Stored entries
▼

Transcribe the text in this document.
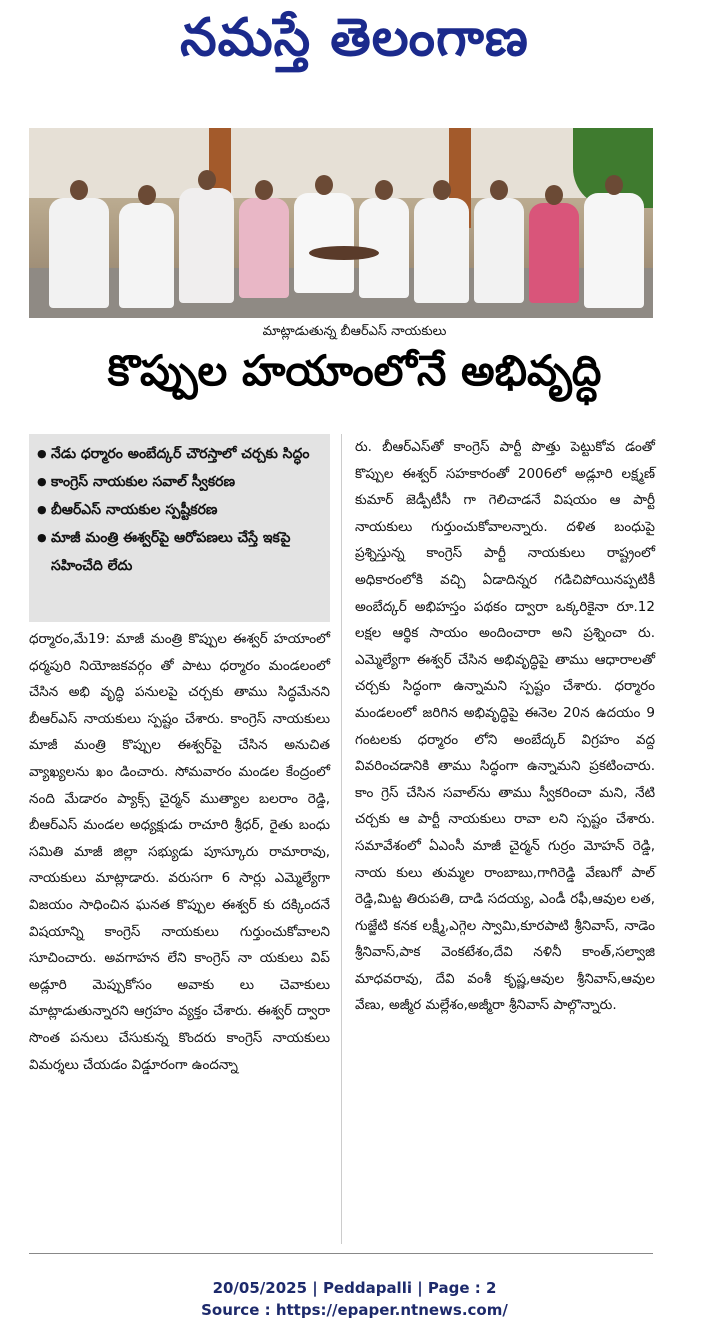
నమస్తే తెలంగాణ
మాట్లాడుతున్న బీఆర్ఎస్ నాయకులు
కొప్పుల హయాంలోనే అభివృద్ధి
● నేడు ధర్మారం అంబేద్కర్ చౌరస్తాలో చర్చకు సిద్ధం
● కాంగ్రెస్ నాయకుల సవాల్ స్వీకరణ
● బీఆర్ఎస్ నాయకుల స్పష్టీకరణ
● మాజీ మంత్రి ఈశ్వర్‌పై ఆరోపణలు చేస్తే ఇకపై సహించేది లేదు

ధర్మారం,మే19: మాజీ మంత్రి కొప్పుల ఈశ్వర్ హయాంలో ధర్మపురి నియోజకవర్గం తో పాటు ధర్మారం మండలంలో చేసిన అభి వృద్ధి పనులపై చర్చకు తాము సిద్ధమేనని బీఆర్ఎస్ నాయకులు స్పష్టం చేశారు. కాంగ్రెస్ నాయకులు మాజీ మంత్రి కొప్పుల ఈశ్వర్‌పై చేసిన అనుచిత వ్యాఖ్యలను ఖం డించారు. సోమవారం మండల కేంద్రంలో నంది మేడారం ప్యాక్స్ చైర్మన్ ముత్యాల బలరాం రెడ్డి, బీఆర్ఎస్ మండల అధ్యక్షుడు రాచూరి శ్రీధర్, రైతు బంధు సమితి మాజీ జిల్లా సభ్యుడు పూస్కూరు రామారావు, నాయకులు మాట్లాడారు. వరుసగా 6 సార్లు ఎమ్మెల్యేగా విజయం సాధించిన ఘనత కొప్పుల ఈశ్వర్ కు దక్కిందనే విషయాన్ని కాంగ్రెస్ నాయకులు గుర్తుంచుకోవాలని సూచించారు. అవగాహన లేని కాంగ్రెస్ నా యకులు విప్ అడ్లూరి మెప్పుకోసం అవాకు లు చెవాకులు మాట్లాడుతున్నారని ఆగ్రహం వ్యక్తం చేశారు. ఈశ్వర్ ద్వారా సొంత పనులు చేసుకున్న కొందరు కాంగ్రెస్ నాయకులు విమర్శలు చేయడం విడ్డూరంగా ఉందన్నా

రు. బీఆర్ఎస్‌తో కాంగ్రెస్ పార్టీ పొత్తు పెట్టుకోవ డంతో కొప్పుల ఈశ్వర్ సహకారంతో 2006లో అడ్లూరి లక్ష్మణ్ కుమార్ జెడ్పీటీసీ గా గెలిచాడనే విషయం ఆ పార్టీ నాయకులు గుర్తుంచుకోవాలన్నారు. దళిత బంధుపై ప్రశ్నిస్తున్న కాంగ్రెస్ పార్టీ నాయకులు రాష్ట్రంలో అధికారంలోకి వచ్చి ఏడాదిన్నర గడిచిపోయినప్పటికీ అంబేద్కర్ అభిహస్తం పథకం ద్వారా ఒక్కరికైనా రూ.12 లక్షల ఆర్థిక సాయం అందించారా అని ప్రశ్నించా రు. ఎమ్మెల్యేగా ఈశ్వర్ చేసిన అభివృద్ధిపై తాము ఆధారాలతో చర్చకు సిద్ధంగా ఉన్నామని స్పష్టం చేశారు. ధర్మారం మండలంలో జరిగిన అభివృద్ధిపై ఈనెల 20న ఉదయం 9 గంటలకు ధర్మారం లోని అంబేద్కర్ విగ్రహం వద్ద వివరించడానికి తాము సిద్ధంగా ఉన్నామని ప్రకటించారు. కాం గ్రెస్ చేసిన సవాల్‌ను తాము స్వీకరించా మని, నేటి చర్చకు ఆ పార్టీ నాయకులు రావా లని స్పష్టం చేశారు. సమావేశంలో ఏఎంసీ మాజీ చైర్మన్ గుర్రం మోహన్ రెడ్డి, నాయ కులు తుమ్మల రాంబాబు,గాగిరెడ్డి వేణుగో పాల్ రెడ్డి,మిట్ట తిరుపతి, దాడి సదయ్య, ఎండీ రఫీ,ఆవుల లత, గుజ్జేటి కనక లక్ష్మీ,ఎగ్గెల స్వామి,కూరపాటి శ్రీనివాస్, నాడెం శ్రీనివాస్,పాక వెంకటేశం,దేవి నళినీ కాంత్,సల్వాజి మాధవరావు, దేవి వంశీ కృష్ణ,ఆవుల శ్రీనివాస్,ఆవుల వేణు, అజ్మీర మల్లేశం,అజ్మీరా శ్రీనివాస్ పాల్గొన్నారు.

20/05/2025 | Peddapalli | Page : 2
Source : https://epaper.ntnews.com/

▲
▼

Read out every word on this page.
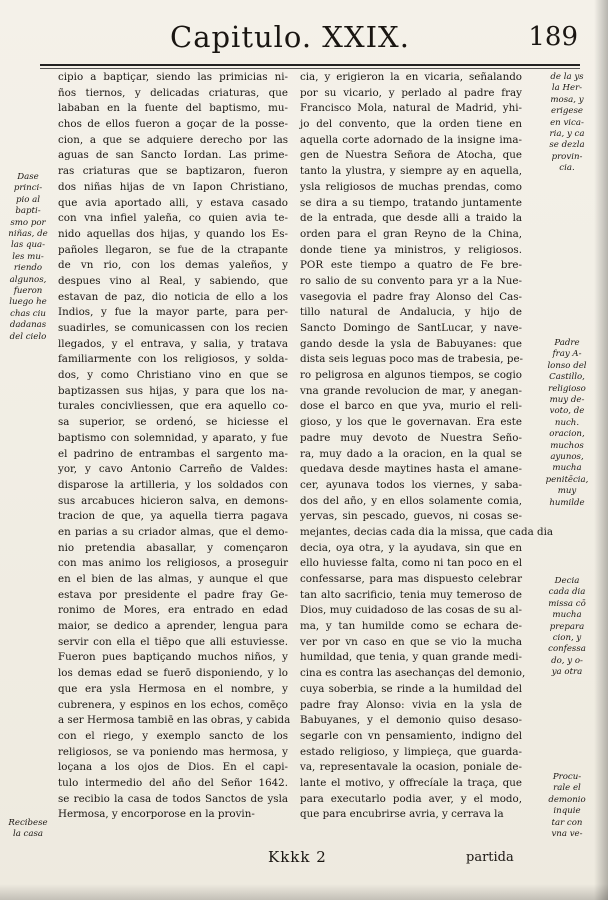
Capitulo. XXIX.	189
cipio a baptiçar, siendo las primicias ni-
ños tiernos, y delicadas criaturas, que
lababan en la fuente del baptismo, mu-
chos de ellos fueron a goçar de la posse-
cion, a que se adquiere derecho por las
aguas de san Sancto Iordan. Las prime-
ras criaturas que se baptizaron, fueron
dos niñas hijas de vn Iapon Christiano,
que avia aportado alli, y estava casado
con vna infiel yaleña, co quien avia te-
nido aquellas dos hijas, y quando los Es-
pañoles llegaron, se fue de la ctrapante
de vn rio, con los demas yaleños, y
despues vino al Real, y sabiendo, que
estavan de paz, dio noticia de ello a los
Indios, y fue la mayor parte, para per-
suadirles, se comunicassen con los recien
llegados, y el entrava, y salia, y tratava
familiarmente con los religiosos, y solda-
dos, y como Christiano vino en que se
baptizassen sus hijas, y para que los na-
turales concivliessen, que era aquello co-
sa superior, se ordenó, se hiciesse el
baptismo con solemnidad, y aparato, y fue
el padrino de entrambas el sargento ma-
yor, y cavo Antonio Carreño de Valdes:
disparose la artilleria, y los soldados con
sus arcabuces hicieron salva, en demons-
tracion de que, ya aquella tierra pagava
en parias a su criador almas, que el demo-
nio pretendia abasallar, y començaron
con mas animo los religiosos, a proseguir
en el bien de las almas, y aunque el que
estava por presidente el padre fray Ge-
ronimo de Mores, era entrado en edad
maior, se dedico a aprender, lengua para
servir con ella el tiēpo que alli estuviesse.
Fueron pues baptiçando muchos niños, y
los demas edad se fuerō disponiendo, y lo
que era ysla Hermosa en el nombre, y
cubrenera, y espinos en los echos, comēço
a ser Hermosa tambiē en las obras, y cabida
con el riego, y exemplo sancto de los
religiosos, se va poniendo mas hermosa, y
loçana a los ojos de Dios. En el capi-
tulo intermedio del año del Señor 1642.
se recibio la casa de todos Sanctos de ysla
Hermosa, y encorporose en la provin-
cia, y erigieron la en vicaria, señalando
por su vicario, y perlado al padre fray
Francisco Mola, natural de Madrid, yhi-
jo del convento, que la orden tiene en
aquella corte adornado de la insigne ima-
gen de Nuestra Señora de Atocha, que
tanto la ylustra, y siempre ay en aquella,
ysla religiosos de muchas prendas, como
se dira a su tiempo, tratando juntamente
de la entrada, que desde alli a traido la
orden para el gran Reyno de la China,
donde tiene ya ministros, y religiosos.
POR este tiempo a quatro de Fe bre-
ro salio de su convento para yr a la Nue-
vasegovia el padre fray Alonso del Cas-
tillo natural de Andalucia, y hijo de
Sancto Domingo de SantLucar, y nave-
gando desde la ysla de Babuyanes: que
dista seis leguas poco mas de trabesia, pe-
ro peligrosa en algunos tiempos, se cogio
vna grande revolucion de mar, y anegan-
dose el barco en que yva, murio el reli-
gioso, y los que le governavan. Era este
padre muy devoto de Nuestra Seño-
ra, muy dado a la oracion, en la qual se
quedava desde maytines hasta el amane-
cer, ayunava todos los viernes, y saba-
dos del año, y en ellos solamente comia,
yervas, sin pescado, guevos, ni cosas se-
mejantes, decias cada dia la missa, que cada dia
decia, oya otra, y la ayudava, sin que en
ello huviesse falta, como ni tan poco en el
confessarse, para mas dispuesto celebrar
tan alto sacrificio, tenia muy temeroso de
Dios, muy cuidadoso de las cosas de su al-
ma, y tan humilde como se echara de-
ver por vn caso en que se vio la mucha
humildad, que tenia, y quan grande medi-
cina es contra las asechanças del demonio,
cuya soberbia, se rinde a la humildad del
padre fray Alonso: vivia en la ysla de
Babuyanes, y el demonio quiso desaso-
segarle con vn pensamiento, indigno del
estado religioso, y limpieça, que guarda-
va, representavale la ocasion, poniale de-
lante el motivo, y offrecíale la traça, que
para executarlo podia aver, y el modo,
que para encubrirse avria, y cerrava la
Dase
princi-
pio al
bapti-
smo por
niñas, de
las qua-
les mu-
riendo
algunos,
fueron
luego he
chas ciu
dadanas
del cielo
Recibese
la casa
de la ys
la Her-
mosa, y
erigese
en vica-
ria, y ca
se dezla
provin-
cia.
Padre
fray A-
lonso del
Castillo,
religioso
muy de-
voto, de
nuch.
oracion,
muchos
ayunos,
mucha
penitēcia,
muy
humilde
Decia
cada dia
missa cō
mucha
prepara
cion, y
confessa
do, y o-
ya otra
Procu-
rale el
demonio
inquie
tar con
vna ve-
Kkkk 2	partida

▲
▼

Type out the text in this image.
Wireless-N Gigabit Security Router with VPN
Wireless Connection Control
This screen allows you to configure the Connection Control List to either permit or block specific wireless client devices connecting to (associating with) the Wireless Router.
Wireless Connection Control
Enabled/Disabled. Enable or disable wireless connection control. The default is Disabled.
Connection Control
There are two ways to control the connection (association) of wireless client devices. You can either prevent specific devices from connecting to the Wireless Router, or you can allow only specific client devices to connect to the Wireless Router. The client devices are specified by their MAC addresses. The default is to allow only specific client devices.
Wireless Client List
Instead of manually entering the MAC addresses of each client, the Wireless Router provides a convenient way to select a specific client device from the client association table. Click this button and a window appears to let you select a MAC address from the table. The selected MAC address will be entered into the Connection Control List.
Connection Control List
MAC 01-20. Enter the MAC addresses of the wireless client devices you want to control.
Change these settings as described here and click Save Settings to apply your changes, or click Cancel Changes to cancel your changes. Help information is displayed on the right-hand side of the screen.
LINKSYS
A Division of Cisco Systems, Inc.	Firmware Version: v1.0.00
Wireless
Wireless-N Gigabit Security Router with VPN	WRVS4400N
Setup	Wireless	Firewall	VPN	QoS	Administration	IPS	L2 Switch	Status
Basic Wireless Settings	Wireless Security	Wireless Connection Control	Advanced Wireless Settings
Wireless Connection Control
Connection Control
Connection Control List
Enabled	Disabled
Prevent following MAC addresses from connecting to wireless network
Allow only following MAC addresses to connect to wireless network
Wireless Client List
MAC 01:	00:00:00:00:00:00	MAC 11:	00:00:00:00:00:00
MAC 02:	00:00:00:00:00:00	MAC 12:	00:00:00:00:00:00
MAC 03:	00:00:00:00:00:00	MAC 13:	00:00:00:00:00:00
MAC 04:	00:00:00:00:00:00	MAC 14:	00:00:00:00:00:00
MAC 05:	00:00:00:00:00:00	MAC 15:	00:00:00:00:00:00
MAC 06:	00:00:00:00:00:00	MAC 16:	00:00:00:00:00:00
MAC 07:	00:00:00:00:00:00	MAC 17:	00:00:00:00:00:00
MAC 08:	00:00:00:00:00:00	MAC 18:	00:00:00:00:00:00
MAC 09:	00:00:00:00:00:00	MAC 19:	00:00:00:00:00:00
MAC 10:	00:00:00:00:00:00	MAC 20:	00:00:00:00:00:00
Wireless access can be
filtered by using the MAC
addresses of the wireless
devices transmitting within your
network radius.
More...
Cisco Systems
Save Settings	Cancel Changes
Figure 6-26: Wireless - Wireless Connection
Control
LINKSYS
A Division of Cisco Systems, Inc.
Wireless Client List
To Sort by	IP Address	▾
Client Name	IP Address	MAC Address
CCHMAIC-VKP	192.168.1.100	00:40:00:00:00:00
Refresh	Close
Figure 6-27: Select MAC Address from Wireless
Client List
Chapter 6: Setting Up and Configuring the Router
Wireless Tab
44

▲

Aim: Copy each line of the listing that contains the string "Security".

Exercise output:
Wireless-N Gigabit Security Router with VPN
Wireless-N Gigabit Security Router with VPN	WRVS4400N
Basic Wireless Settings	Wireless Security	Wireless Connection Control	Advanced Wireless Settings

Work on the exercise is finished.